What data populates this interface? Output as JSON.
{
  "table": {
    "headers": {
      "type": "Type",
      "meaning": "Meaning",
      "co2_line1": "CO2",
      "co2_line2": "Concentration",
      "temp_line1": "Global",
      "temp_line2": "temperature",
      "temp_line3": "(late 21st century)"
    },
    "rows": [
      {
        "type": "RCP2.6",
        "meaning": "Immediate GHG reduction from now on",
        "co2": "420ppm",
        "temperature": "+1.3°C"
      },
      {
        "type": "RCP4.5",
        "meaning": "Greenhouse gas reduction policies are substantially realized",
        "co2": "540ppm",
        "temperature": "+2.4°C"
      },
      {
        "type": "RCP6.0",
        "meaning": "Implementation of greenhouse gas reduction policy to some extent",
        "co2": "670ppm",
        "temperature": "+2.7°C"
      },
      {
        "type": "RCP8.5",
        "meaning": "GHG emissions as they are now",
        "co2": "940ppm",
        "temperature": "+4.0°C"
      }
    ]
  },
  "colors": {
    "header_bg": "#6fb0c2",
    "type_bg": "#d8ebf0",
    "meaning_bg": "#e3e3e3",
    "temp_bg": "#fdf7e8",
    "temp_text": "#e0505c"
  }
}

What the task requires » Give the count of lines in the data shown above that contain "reduction", and nothing else.

Task result » 3